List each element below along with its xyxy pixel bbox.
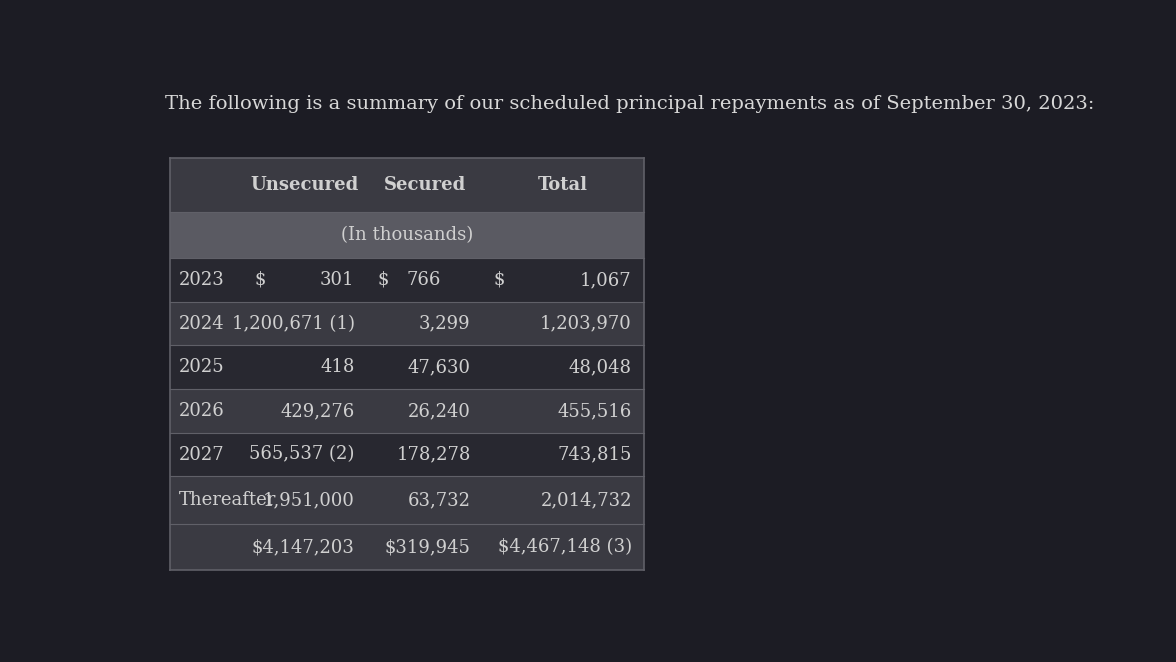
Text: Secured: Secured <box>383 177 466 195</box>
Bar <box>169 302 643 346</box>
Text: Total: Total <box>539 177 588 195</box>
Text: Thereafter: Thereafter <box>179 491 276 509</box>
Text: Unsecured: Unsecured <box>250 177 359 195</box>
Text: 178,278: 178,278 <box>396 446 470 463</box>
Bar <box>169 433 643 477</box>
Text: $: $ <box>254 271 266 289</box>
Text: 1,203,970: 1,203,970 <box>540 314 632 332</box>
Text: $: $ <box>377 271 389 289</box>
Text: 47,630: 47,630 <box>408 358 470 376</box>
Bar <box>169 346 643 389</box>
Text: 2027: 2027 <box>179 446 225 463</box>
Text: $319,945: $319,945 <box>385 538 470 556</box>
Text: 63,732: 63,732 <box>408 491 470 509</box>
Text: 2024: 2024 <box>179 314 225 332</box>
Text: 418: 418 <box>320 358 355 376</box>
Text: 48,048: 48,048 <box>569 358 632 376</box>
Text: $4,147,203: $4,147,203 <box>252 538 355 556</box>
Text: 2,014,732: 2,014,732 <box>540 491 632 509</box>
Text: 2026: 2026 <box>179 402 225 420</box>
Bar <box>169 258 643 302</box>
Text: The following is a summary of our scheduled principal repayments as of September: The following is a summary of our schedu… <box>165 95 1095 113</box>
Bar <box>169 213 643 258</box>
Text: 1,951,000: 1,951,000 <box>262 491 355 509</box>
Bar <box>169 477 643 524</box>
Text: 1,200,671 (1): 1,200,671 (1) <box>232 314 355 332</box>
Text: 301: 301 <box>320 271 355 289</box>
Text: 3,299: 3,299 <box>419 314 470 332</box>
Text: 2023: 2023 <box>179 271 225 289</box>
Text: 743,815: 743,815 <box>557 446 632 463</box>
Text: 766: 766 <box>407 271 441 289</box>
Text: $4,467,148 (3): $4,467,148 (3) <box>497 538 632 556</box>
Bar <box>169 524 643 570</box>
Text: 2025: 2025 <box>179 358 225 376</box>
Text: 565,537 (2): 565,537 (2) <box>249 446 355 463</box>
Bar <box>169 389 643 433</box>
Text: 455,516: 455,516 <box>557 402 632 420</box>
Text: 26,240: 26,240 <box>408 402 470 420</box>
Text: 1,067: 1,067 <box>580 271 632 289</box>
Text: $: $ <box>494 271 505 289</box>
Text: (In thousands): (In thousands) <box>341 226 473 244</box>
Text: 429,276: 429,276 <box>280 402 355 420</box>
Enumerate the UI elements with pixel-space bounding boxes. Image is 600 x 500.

* * *

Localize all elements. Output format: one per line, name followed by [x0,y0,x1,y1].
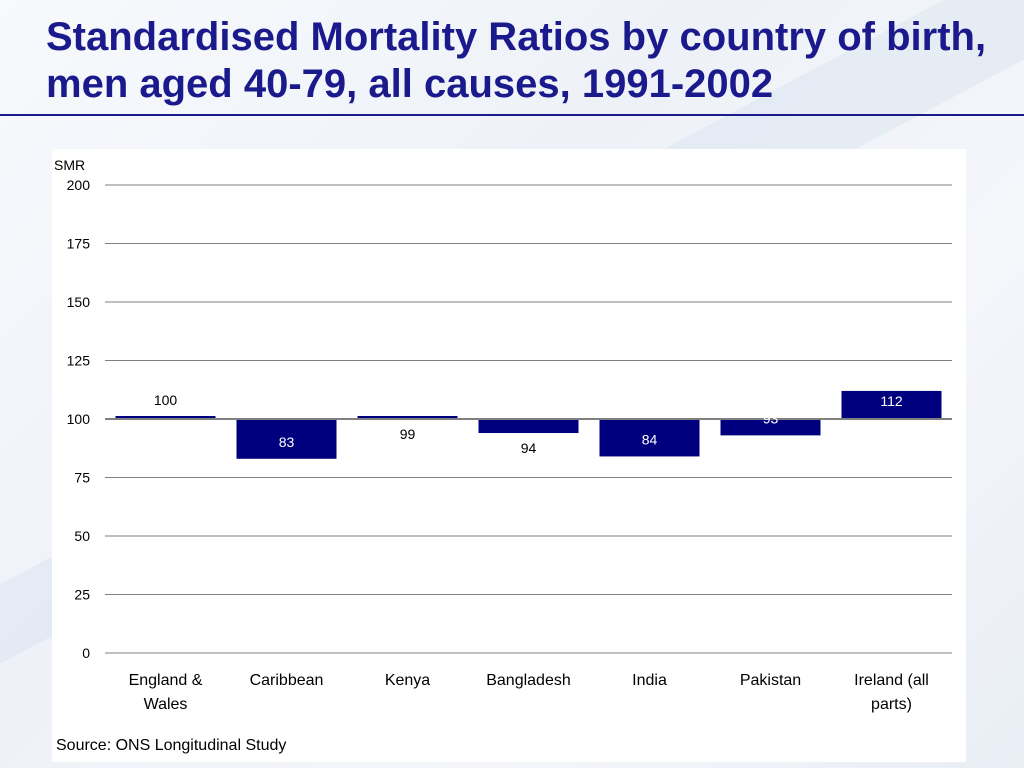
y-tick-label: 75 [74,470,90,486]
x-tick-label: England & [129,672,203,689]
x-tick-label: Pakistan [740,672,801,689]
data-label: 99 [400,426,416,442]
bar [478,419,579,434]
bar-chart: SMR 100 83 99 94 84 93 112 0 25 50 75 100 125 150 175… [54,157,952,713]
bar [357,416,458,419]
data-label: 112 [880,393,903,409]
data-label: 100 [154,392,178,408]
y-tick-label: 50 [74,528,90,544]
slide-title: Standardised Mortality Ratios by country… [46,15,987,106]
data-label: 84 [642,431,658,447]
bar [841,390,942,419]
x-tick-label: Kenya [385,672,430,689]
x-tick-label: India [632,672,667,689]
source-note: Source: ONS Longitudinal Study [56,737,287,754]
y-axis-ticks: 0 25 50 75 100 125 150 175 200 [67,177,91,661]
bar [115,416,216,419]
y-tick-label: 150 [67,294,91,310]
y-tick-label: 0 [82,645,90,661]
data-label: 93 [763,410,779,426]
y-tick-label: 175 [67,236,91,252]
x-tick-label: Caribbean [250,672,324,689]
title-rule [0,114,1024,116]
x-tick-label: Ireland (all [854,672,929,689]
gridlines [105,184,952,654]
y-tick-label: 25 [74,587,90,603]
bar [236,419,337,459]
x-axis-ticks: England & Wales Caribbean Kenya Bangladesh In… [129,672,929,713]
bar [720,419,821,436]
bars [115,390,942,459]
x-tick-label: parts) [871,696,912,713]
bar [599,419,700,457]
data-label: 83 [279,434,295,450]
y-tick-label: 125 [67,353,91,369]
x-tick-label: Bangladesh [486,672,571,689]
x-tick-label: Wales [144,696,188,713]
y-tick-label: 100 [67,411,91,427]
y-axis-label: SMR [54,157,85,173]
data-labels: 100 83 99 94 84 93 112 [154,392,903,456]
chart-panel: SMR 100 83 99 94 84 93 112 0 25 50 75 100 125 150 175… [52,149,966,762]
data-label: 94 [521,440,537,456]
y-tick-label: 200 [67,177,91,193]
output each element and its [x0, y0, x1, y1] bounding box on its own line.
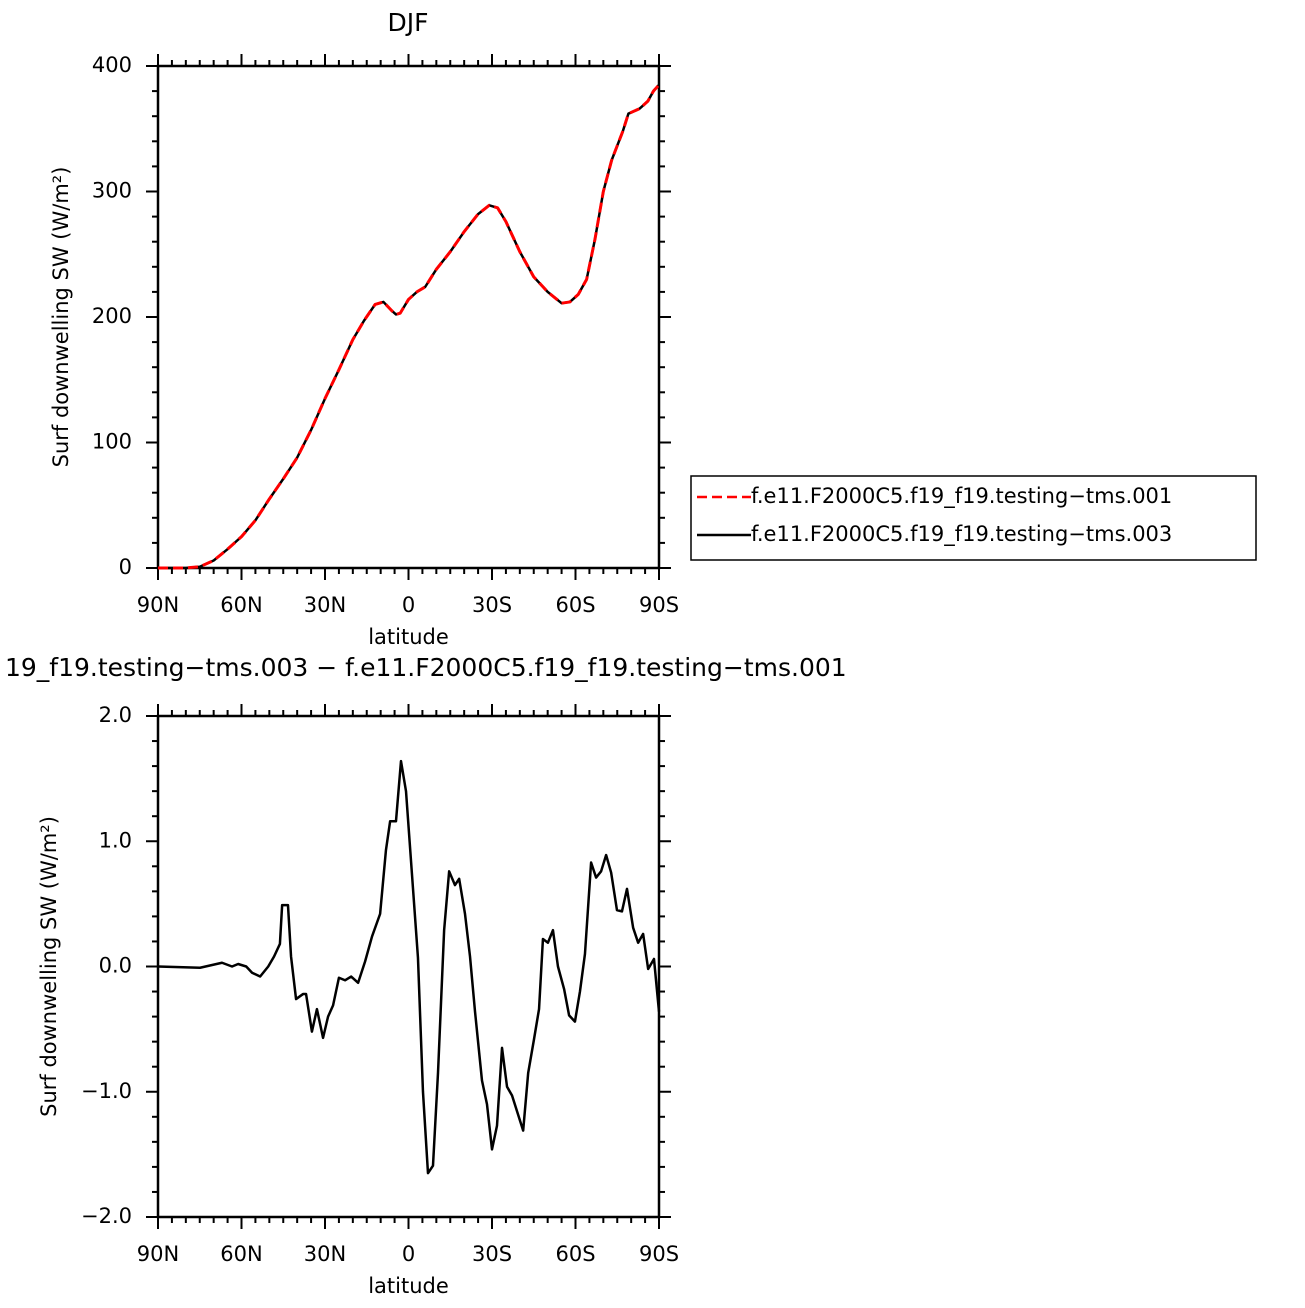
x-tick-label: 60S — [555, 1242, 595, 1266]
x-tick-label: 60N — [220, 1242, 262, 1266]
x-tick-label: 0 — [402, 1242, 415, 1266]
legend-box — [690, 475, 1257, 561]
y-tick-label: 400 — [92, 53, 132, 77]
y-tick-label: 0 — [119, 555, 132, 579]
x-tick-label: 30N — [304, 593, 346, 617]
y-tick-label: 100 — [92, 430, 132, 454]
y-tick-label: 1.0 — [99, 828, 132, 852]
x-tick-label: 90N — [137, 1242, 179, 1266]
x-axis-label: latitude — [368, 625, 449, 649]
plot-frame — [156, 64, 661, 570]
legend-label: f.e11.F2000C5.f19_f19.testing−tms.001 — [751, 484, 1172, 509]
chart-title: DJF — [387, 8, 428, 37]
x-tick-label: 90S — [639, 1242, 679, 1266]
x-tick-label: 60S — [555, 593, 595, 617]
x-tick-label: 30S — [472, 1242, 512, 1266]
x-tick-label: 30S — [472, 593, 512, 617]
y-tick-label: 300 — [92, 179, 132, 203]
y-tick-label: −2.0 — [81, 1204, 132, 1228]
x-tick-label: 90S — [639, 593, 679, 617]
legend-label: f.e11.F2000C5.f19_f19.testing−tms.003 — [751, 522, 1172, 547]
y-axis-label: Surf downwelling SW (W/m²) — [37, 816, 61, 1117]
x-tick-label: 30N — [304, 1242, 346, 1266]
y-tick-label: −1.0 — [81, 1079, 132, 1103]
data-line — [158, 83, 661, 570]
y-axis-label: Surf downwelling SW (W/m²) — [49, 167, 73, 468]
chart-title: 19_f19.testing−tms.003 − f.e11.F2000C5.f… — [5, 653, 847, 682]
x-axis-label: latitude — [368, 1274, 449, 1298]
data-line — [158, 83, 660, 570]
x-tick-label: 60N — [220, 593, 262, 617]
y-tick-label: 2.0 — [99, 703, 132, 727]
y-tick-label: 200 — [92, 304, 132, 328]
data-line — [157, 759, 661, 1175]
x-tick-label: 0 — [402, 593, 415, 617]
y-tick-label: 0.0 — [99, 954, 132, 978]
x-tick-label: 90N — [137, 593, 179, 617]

--- REQUIREMENTS ---
Reproduce the lines of the material starting at the line that contains "y-tick-label: 75 [74,470,90,486]" and ending at the line that contains "bars [115,390,942,459]", swapping every "y-tick-label" for "y-axis-label" and leaving everything else unchanged.

--- SOLUTION TO THIS TASK ---
y-axis-label: 75 [74,470,90,486]
x-tick-label: England & [129,672,203,689]
x-tick-label: Pakistan [740,672,801,689]
data-label: 99 [400,426,416,442]
bar [478,419,579,434]
bar-chart: SMR 100 83 99 94 84 93 112 0 25 50 75 100 125 150 175… [54,157,952,713]
bar [357,416,458,419]
data-label: 112 [880,393,903,409]
data-label: 100 [154,392,178,408]
y-axis-label: 50 [74,528,90,544]
slide-title: Standardised Mortality Ratios by country… [46,15,987,106]
data-label: 84 [642,431,658,447]
bar [841,390,942,419]
x-tick-label: Kenya [385,672,430,689]
x-tick-label: India [632,672,667,689]
source-note: Source: ONS Longitudinal Study [56,737,287,754]
y-axis-ticks: 0 25 50 75 100 125 150 175 200 [67,177,91,661]
bar [115,416,216,419]
y-axis-label: 150 [67,294,91,310]
y-axis-label: 0 [82,645,90,661]
data-label: 93 [763,410,779,426]
y-axis-label: 175 [67,236,91,252]
x-tick-label: Caribbean [250,672,324,689]
title-rule [0,114,1024,116]
x-tick-label: Ireland (all [854,672,929,689]
gridlines [105,184,952,654]
y-axis-label: 25 [74,587,90,603]
bar [236,419,337,459]
x-axis-ticks: England & Wales Caribbean Kenya Bangladesh In… [129,672,929,713]
bar [720,419,821,436]
bars [115,390,942,459]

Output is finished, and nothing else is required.